# RECORDS SHOWN:

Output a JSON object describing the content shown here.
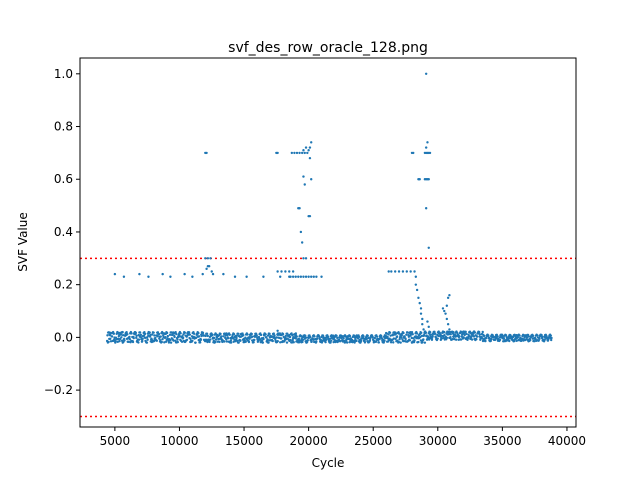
{
  "chart_data": {
    "type": "scatter",
    "title": "svf_des_row_oracle_128.png",
    "xlabel": "Cycle",
    "ylabel": "SVF Value",
    "xlim": [
      2300,
      40700
    ],
    "ylim": [
      -0.34,
      1.06
    ],
    "xticks": [
      5000,
      10000,
      15000,
      20000,
      25000,
      30000,
      35000,
      40000
    ],
    "xtick_labels": [
      "5000",
      "10000",
      "15000",
      "20000",
      "25000",
      "30000",
      "35000",
      "40000"
    ],
    "yticks": [
      -0.2,
      0.0,
      0.2,
      0.4,
      0.6,
      0.8,
      1.0
    ],
    "ytick_labels": [
      "−0.2",
      "0.0",
      "0.2",
      "0.4",
      "0.6",
      "0.8",
      "1.0"
    ],
    "grid": false,
    "series_color": "#1f77b4",
    "threshold_color": "#ff0000",
    "thresholds": [
      0.3,
      -0.3
    ],
    "baseline_segments": [
      {
        "x_start": 4400,
        "x_end": 12000,
        "y_low": -0.02,
        "y_high": 0.02
      },
      {
        "x_start": 12000,
        "x_end": 19000,
        "y_low": -0.02,
        "y_high": 0.015
      },
      {
        "x_start": 19000,
        "x_end": 26000,
        "y_low": -0.02,
        "y_high": 0.008
      },
      {
        "x_start": 26000,
        "x_end": 29000,
        "y_low": -0.02,
        "y_high": 0.02
      },
      {
        "x_start": 29000,
        "x_end": 33500,
        "y_low": -0.01,
        "y_high": 0.022
      },
      {
        "x_start": 33500,
        "x_end": 38800,
        "y_low": -0.015,
        "y_high": 0.01
      }
    ],
    "points": [
      [
        12000,
        0.7
      ],
      [
        12100,
        0.7
      ],
      [
        17500,
        0.7
      ],
      [
        17600,
        0.7
      ],
      [
        18700,
        0.7
      ],
      [
        18900,
        0.7
      ],
      [
        19100,
        0.7
      ],
      [
        19300,
        0.7
      ],
      [
        19500,
        0.7
      ],
      [
        19700,
        0.7
      ],
      [
        19900,
        0.7
      ],
      [
        19600,
        0.71
      ],
      [
        19800,
        0.72
      ],
      [
        20000,
        0.71
      ],
      [
        20100,
        0.72
      ],
      [
        20200,
        0.74
      ],
      [
        20100,
        0.68
      ],
      [
        19300,
        0.49
      ],
      [
        19200,
        0.49
      ],
      [
        19400,
        0.4
      ],
      [
        19500,
        0.36
      ],
      [
        19600,
        0.61
      ],
      [
        19700,
        0.58
      ],
      [
        19800,
        0.3
      ],
      [
        19600,
        0.3
      ],
      [
        20000,
        0.46
      ],
      [
        20100,
        0.46
      ],
      [
        20200,
        0.6
      ],
      [
        28000,
        0.7
      ],
      [
        28100,
        0.7
      ],
      [
        28500,
        0.6
      ],
      [
        28600,
        0.6
      ],
      [
        29000,
        0.7
      ],
      [
        29100,
        0.7
      ],
      [
        29200,
        0.7
      ],
      [
        29300,
        0.7
      ],
      [
        29400,
        0.7
      ],
      [
        29100,
        0.72
      ],
      [
        29200,
        0.74
      ],
      [
        29000,
        0.6
      ],
      [
        29100,
        0.6
      ],
      [
        29200,
        0.6
      ],
      [
        29300,
        0.6
      ],
      [
        29100,
        0.49
      ],
      [
        29300,
        0.34
      ],
      [
        29100,
        1.0
      ],
      [
        12000,
        0.3
      ],
      [
        12200,
        0.3
      ],
      [
        12400,
        0.3
      ],
      [
        12200,
        0.27
      ],
      [
        12300,
        0.27
      ],
      [
        12500,
        0.25
      ],
      [
        12600,
        0.24
      ],
      [
        12100,
        0.26
      ],
      [
        5000,
        0.24
      ],
      [
        5700,
        0.23
      ],
      [
        6900,
        0.24
      ],
      [
        7600,
        0.23
      ],
      [
        8700,
        0.24
      ],
      [
        9300,
        0.23
      ],
      [
        10400,
        0.24
      ],
      [
        11000,
        0.23
      ],
      [
        11800,
        0.24
      ],
      [
        13400,
        0.24
      ],
      [
        14300,
        0.23
      ],
      [
        15200,
        0.23
      ],
      [
        16500,
        0.23
      ],
      [
        17600,
        0.25
      ],
      [
        17900,
        0.25
      ],
      [
        18200,
        0.25
      ],
      [
        18500,
        0.25
      ],
      [
        18800,
        0.25
      ],
      [
        17800,
        0.23
      ],
      [
        18500,
        0.23
      ],
      [
        18600,
        0.23
      ],
      [
        18800,
        0.23
      ],
      [
        19000,
        0.23
      ],
      [
        19200,
        0.23
      ],
      [
        19400,
        0.23
      ],
      [
        19600,
        0.23
      ],
      [
        19800,
        0.23
      ],
      [
        20000,
        0.23
      ],
      [
        20200,
        0.23
      ],
      [
        20400,
        0.23
      ],
      [
        20600,
        0.23
      ],
      [
        21000,
        0.23
      ],
      [
        26200,
        0.25
      ],
      [
        26400,
        0.25
      ],
      [
        26700,
        0.25
      ],
      [
        27000,
        0.25
      ],
      [
        27300,
        0.25
      ],
      [
        27600,
        0.25
      ],
      [
        27900,
        0.25
      ],
      [
        28200,
        0.25
      ],
      [
        28300,
        0.23
      ],
      [
        28300,
        0.2
      ],
      [
        28400,
        0.18
      ],
      [
        28500,
        0.15
      ],
      [
        28600,
        0.13
      ],
      [
        28700,
        0.11
      ],
      [
        28700,
        0.09
      ],
      [
        28800,
        0.07
      ],
      [
        28800,
        0.05
      ],
      [
        28900,
        0.03
      ],
      [
        29200,
        0.06
      ],
      [
        29300,
        0.04
      ],
      [
        29400,
        0.01
      ],
      [
        30400,
        0.11
      ],
      [
        30500,
        0.1
      ],
      [
        30600,
        0.09
      ],
      [
        30700,
        0.12
      ],
      [
        30800,
        0.15
      ],
      [
        30900,
        0.16
      ],
      [
        30700,
        0.07
      ],
      [
        30800,
        0.05
      ],
      [
        30900,
        0.03
      ],
      [
        31000,
        0.02
      ],
      [
        30500,
        0.02
      ],
      [
        17600,
        0.025
      ],
      [
        17600,
        0.01
      ],
      [
        5200,
        0.02
      ],
      [
        5600,
        0.02
      ],
      [
        22000,
        -0.01
      ],
      [
        26500,
        0.01
      ],
      [
        28000,
        -0.02
      ],
      [
        28500,
        0.0
      ],
      [
        29000,
        -0.02
      ],
      [
        31200,
        0.02
      ],
      [
        32000,
        0.022
      ],
      [
        32800,
        0.022
      ]
    ]
  }
}
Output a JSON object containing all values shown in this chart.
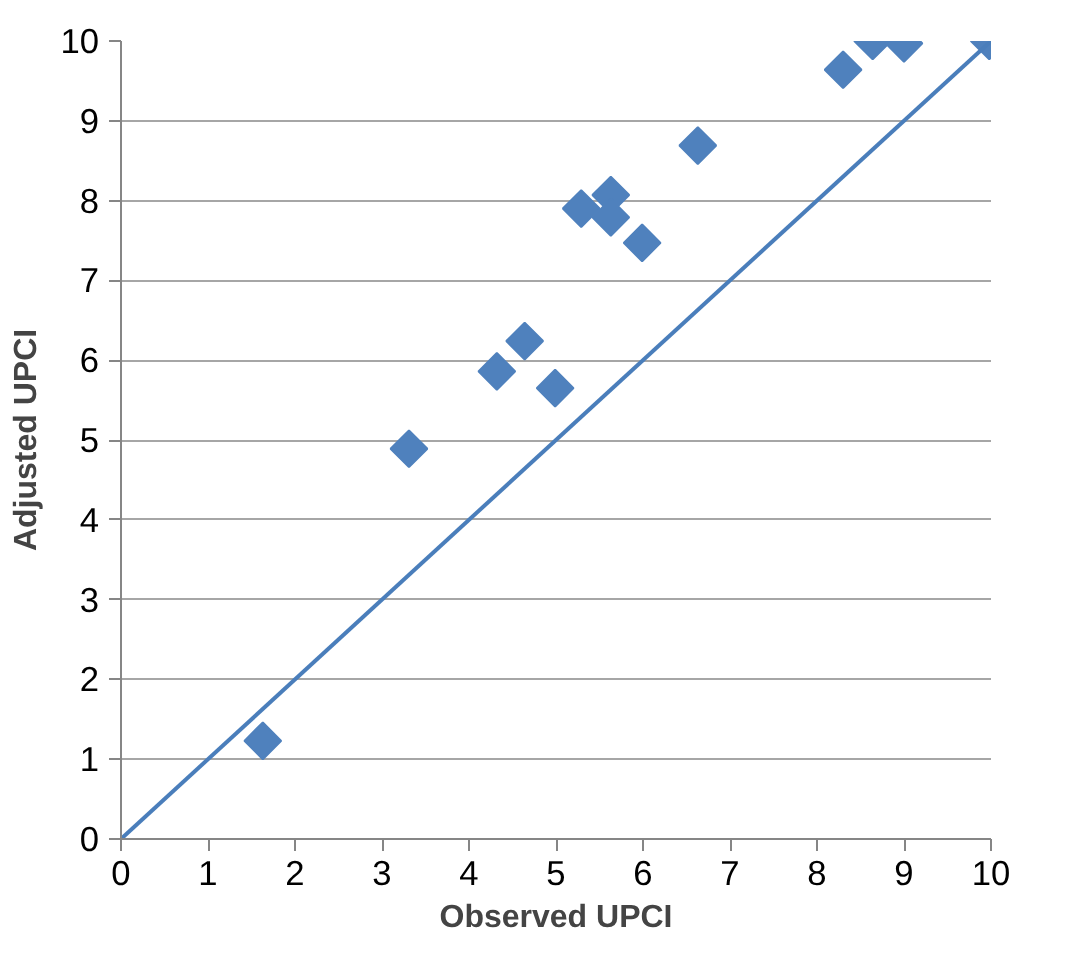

# WORK TO BE COMPLETED:
Copy each line of the listing in which the word "Output" can be found.

# FULL RESPONSE:
Output a JSON object describing the content shown here.
Output a JSON object containing all values shown in this chart.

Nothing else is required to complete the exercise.